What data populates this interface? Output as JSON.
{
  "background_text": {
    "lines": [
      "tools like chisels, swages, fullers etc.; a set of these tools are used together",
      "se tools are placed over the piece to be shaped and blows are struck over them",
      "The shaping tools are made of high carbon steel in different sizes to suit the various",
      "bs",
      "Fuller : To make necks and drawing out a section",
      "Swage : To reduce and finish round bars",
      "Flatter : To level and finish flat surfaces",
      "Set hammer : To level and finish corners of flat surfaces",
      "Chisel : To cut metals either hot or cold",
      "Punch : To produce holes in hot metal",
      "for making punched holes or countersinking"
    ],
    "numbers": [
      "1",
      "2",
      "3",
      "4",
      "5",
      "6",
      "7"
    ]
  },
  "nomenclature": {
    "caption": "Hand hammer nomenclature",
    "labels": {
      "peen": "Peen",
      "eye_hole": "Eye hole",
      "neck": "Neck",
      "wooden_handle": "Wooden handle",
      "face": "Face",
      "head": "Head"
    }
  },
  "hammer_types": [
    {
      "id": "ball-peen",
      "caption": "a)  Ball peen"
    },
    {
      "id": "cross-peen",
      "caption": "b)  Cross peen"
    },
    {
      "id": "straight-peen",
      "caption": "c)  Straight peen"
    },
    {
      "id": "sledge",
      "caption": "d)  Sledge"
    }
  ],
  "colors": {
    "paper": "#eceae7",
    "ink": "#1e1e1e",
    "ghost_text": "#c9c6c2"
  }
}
------------------------------------------------------------
### Task requirements
Spot every line that holds "finish" and copy it.

### Problem solution
      "Swage : To reduce and finish round bars",
      "Flatter : To level and finish flat surfaces",
      "Set hammer : To level and finish corners of flat surfaces",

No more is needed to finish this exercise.